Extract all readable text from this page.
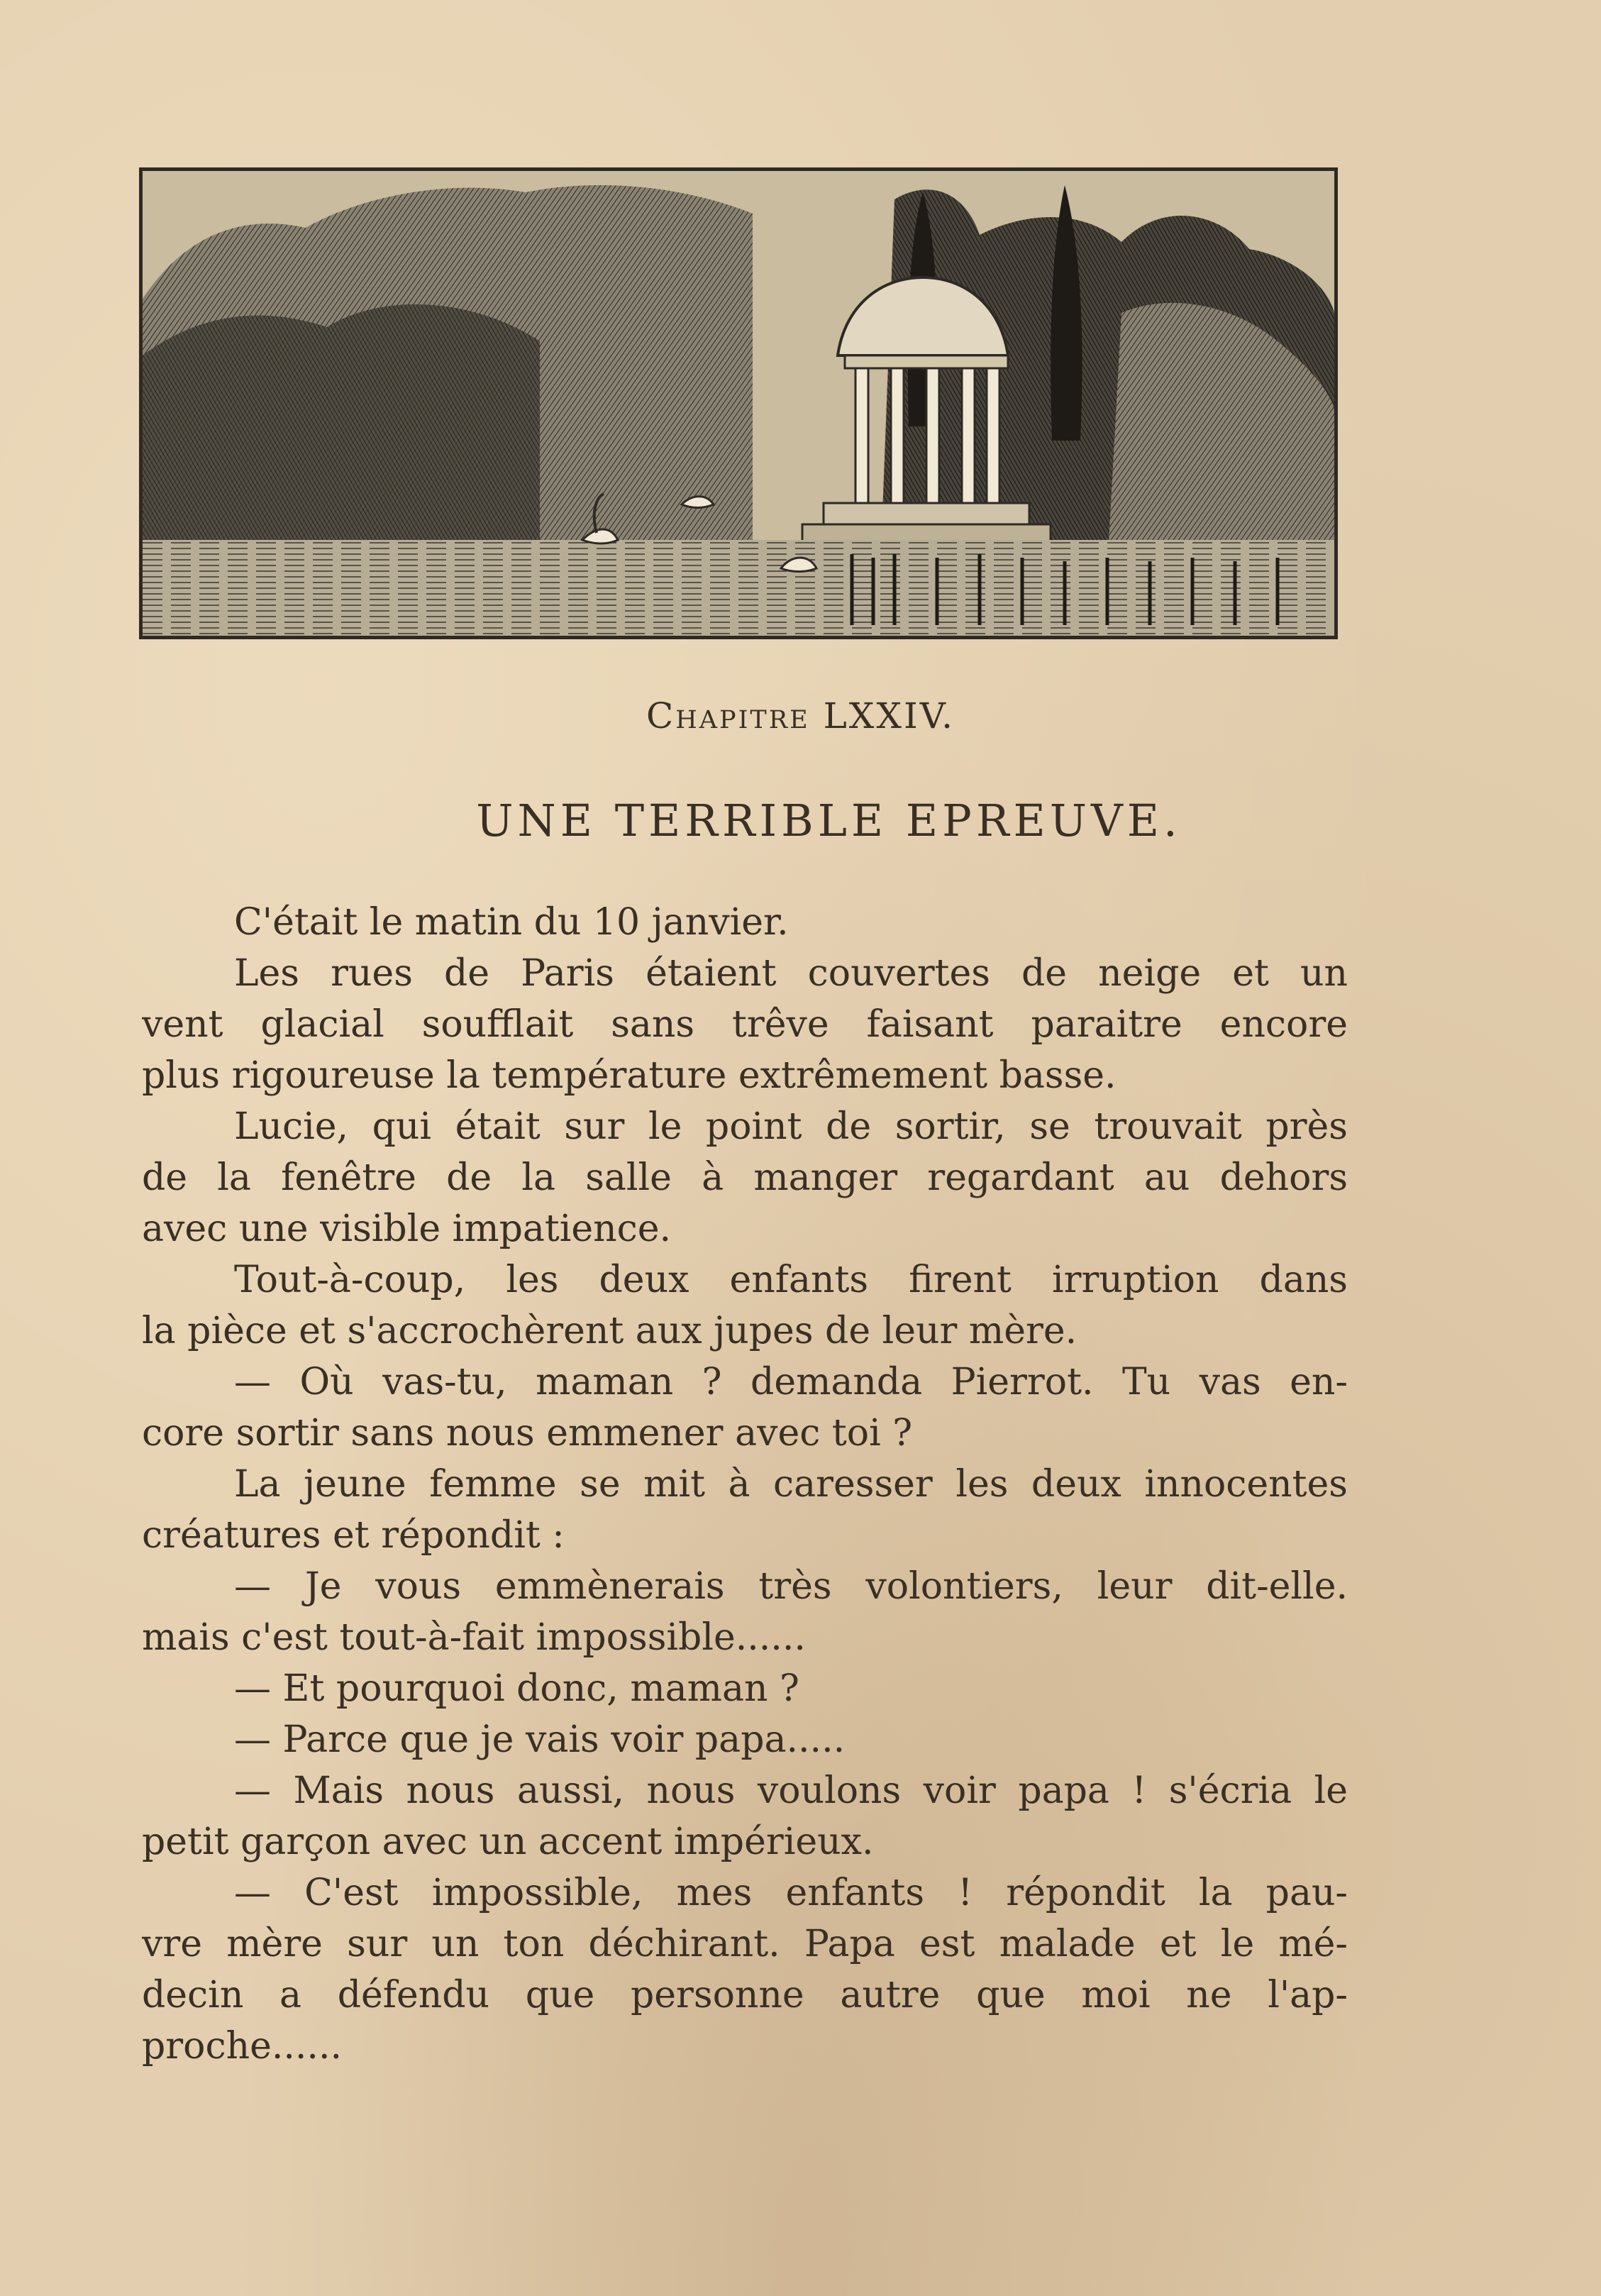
Chapitre LXXIV.
UNE TERRIBLE EPREUVE.
C'était le matin du 10 janvier.
Les rues de Paris étaient couvertes de neige et un
vent glacial soufflait sans trêve faisant paraitre encore
plus rigoureuse la température extrêmement basse.
Lucie, qui était sur le point de sortir, se trouvait près
de la fenêtre de la salle à manger regardant au dehors
avec une visible impatience.
Tout-à-coup, les deux enfants firent irruption dans
la pièce et s'accrochèrent aux jupes de leur mère.
— Où vas-tu, maman ? demanda Pierrot. Tu vas en-
core sortir sans nous emmener avec toi ?
La jeune femme se mit à caresser les deux innocentes
créatures et répondit :
— Je vous emmènerais très volontiers, leur dit-elle.
mais c'est tout-à-fait impossible......
— Et pourquoi donc, maman ?
— Parce que je vais voir papa.....
— Mais nous aussi, nous voulons voir papa ! s'écria le
petit garçon avec un accent impérieux.
— C'est impossible, mes enfants ! répondit la pau-
vre mère sur un ton déchirant. Papa est malade et le mé-
decin a défendu que personne autre que moi ne l'ap-
proche......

:::::

**INSTRUCTION:** Find every line in the records that contains the word "enfants"; copy those lines.

**THE SOLUTION:**
Tout-à-coup, les deux enfants firent irruption dans
— C'est impossible, mes enfants ! répondit la pau-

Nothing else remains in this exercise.